- The task -
Collect every line of the records below that contains the word "ASTM".

======

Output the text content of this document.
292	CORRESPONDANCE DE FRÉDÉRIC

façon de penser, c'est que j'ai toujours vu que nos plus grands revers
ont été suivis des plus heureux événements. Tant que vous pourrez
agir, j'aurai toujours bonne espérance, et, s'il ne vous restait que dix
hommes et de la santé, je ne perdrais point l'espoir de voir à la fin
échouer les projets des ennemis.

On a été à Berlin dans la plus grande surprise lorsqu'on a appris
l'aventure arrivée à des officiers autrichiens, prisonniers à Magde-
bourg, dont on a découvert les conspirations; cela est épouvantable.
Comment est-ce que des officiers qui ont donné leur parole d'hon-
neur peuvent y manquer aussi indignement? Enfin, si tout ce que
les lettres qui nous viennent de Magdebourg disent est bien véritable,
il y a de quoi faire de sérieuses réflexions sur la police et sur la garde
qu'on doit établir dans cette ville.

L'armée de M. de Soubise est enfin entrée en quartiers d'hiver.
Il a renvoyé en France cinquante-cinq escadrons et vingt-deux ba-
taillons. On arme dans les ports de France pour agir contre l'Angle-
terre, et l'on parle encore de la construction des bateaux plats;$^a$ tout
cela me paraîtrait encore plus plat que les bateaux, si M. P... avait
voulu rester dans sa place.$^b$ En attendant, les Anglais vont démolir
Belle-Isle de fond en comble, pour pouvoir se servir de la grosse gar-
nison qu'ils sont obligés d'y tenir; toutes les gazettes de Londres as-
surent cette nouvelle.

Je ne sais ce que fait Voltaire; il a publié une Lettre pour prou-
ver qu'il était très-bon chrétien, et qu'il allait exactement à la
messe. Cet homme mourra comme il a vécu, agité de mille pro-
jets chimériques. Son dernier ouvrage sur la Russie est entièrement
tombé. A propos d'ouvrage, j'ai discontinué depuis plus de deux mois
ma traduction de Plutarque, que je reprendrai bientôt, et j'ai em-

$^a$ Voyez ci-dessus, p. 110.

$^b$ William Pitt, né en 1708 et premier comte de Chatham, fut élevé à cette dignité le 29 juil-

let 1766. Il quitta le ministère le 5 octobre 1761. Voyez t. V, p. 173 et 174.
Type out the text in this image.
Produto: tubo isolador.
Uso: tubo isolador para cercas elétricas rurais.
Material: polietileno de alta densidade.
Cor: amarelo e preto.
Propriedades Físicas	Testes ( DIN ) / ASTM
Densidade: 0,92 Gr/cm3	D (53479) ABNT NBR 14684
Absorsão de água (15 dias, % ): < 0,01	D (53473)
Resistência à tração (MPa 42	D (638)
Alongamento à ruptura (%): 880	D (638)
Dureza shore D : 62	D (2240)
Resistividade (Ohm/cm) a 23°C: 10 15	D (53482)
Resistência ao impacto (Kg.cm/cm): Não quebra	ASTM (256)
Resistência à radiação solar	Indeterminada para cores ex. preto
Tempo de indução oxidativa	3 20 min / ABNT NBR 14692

======

- The output -
Propriedades Físicas	Testes ( DIN ) / ASTM
Resistência ao impacto (Kg.cm/cm): Não quebra	ASTM (256)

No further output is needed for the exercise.